- [Task description]: Select and copy out every line in the records containing "rank".

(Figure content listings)
>> start
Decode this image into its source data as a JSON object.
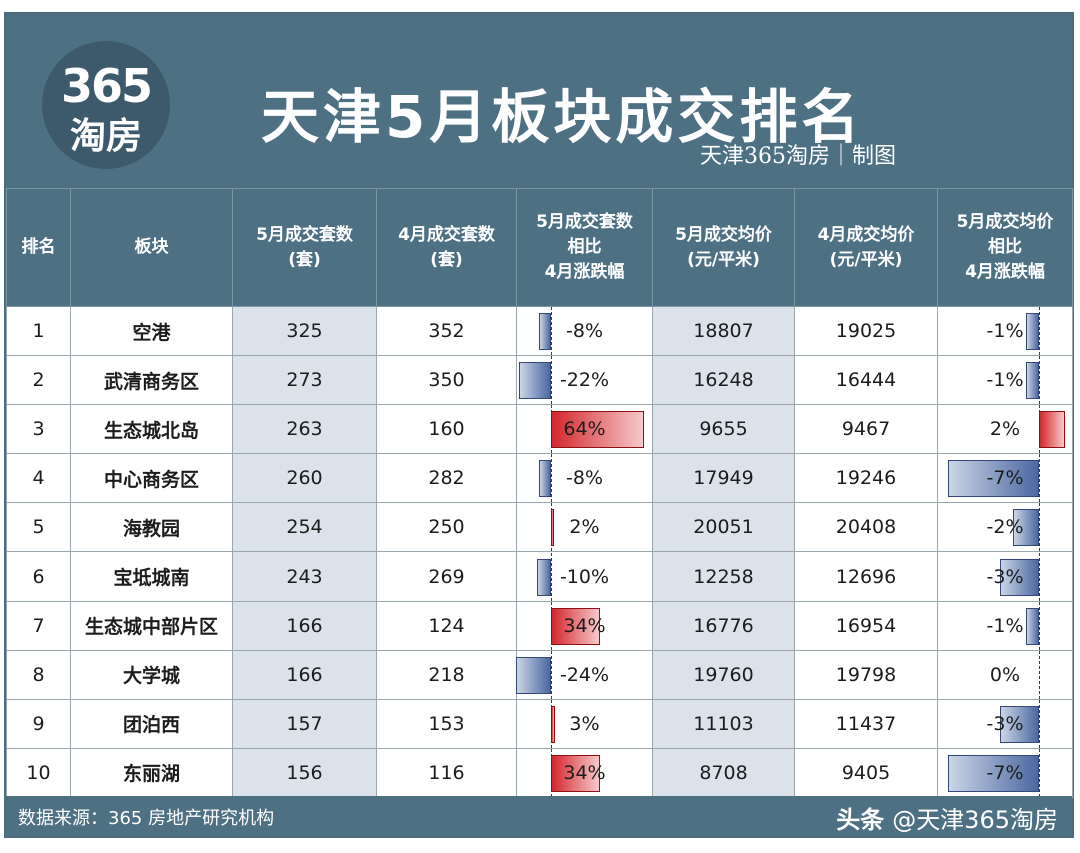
{
  "header": {
    "logo_top": "365",
    "logo_bottom": "淘房",
    "title": "天津5月板块成交排名",
    "subtitle": "天津365淘房｜制图"
  },
  "columns": [
    {
      "lines": [
        "排名"
      ]
    },
    {
      "lines": [
        "板块"
      ]
    },
    {
      "lines": [
        "5月成交套数",
        "(套)"
      ]
    },
    {
      "lines": [
        "4月成交套数",
        "(套)"
      ]
    },
    {
      "lines": [
        "5月成交套数",
        "相比",
        "4月涨跌幅"
      ]
    },
    {
      "lines": [
        "5月成交均价",
        "(元/平米)"
      ]
    },
    {
      "lines": [
        "4月成交均价",
        "(元/平米)"
      ]
    },
    {
      "lines": [
        "5月成交均价",
        "相比",
        "4月涨跌幅"
      ]
    }
  ],
  "rows": [
    {
      "rank": "1",
      "zone": "空港",
      "may_units": "325",
      "apr_units": "352",
      "units_change": "-8%",
      "units_change_value": -8,
      "may_price": "18807",
      "apr_price": "19025",
      "price_change": "-1%",
      "price_change_value": -1
    },
    {
      "rank": "2",
      "zone": "武清商务区",
      "may_units": "273",
      "apr_units": "350",
      "units_change": "-22%",
      "units_change_value": -22,
      "may_price": "16248",
      "apr_price": "16444",
      "price_change": "-1%",
      "price_change_value": -1
    },
    {
      "rank": "3",
      "zone": "生态城北岛",
      "may_units": "263",
      "apr_units": "160",
      "units_change": "64%",
      "units_change_value": 64,
      "may_price": "9655",
      "apr_price": "9467",
      "price_change": "2%",
      "price_change_value": 2
    },
    {
      "rank": "4",
      "zone": "中心商务区",
      "may_units": "260",
      "apr_units": "282",
      "units_change": "-8%",
      "units_change_value": -8,
      "may_price": "17949",
      "apr_price": "19246",
      "price_change": "-7%",
      "price_change_value": -7
    },
    {
      "rank": "5",
      "zone": "海教园",
      "may_units": "254",
      "apr_units": "250",
      "units_change": "2%",
      "units_change_value": 2,
      "may_price": "20051",
      "apr_price": "20408",
      "price_change": "-2%",
      "price_change_value": -2
    },
    {
      "rank": "6",
      "zone": "宝坻城南",
      "may_units": "243",
      "apr_units": "269",
      "units_change": "-10%",
      "units_change_value": -10,
      "may_price": "12258",
      "apr_price": "12696",
      "price_change": "-3%",
      "price_change_value": -3
    },
    {
      "rank": "7",
      "zone": "生态城中部片区",
      "may_units": "166",
      "apr_units": "124",
      "units_change": "34%",
      "units_change_value": 34,
      "may_price": "16776",
      "apr_price": "16954",
      "price_change": "-1%",
      "price_change_value": -1
    },
    {
      "rank": "8",
      "zone": "大学城",
      "may_units": "166",
      "apr_units": "218",
      "units_change": "-24%",
      "units_change_value": -24,
      "may_price": "19760",
      "apr_price": "19798",
      "price_change": "0%",
      "price_change_value": 0
    },
    {
      "rank": "9",
      "zone": "团泊西",
      "may_units": "157",
      "apr_units": "153",
      "units_change": "3%",
      "units_change_value": 3,
      "may_price": "11103",
      "apr_price": "11437",
      "price_change": "-3%",
      "price_change_value": -3
    },
    {
      "rank": "10",
      "zone": "东丽湖",
      "may_units": "156",
      "apr_units": "116",
      "units_change": "34%",
      "units_change_value": 34,
      "may_price": "8708",
      "apr_price": "9405",
      "price_change": "-7%",
      "price_change_value": -7
    }
  ],
  "colors": {
    "header_bg": "#4e7083",
    "negative_bar": "#4b68a0",
    "positive_bar": "#d3272d",
    "shaded_column": "#dbe2ea"
  },
  "footer": {
    "source": "数据来源：365 房地产研究机构",
    "credit_label": "头条",
    "credit_handle": "@天津365淘房"
  }
}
>> end
- [Solution to this task]:
      "rank": "1",
      "rank": "2",
      "rank": "3",
      "rank": "4",
      "rank": "5",
      "rank": "6",
      "rank": "7",
      "rank": "8",
      "rank": "9",
      "rank": "10",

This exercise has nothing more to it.